Start Document excerpt

Two key topics competed for attention today. The first was “Judiciary as co-conspirator.” The crux would have been their conspiratorial participation in the ruination of the country. The Judiciary moved developments elsewhere but our experience simply appears to be a different ballgame all together. They take two progressive steps forward and then nine retrogressive ones. Currently they are helping to muddle things. It could be worse. 

   The other is the one you are reading right now. It is not an entirely new topic we must say, in fact this page has been on it for about three weeks running, from different perspectives and angles. Last week we had to pause and wonder if our leaders know the degree of harm they push into the system, when they out of desperation, narrow interest and poor judgment, they go all out to subvert well laid out due processes. Our conclusion last week was that they don›t know what they do. If truly they had the ability to to comprehend the negative fallouts of their unreasonable actions, they would as well have had far better capacity to think out and visualize far greater options that would make for progressive development than we see them do.

   The consequences of their limited knowledge and the aberrations that flow from it have become too costly to the point it should begin to deserve close attention all the time, deep scrutiny and an elaborate treatment on every public space available. This is the exact reason you are having to read the topic you today. Before we roll it is important to bring this point out: three issues which would be mentioned shortly have combined to make our lives difficult to live.

End Document excerpt
Start Provided data

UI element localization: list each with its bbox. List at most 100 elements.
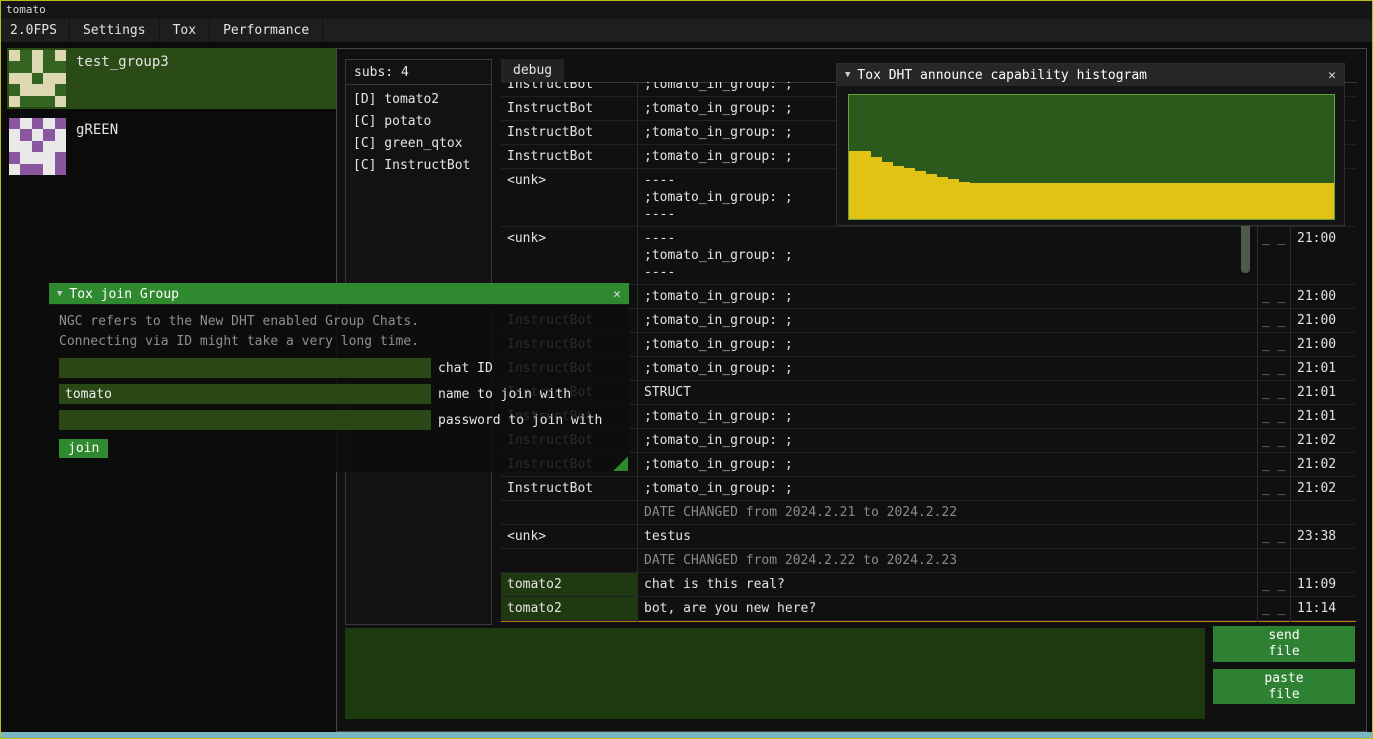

End Provided data

- [Exercise instructions]:
A. In the editorial on leaders and due process, for how long has the page been on this topic?
B. Continue the editorial on leaders and due process from its final sentence.

- [Outputs for the tasks]:
A. About three weeks running.

B.
   Those matters are fuel scarcity, epileptic electricity supply and  naira redesign policy of the incumbent federal government. The position of the federal government on these areas of very essential needs leaves much to be desire. It has been a case of no clear idea on what to do. In other instances staggering from one policy inconsistency to outright surrender to helplessness. The Muhammadu Buhari administration rode into power with the promise, among others, to end once for all the controversy surrounding the supply of petrol, especially as it relates to frequent fluctuations in the pricing. They pledged to build refineries to stop fuel importation and by so doing have a handle on pricing. We picked two things from them regular petrol supply and cheap product pricing. 

    In nearly eight years, all evils surrounding the products have not abated, the problem has rather grown worse. Refineries that were hitherto operating at very low levels have now closed shop regrettably, after our government had parted with huge sums of public funds. Now, we can›t have our money and the refineries have become unfunctional. The administration finds it very difficult to speak to the people on the matter. See what should matter really is that petroleum products are still being imported at extreme high cost and sold in virtually everywhere across the country on international prices. Buhari called subsidy paid on petroleum a fraud, yet his government has expended far more on the subject matter than all the previous governments did. The amusing thing should be that subsidy on petrol procurement has gone very high yet the product is still very difficult to come by. The people are groaning. 

    As it is today not many can afford the cost for the purchase. I believe know what this means in terms of huge economic dislocations and its effect on the running of small of scale businesses. Where these enterprises manage to stay afloat, they do so on account of job losses and low returns talking about profit margins. The indignity attached to getting petrol when it is available is a story that shouldn›t be told in high places. It is an account of inhumanity which a government brings to bear on the lives of her people. It is a story not what telling but it is a story we must tell if things must change for good. 

   If you have a vehicle you have to pack and go looking for the fuel attendant with the POS machine. A long queue is the first thing that welcomes you. Next would be the very poor job attitude of the attendant. There is the blood of tyrannism in every Nigerian, what most haven’t had is opportunity. Most buyers get frustrated at this point. It is either the machines suddenly trip off or the digital platforms are non-functional. Even when one gets through this huddle it is no guarantee you will buy the product on time. The whole scene is often chaotic. This is where we are now.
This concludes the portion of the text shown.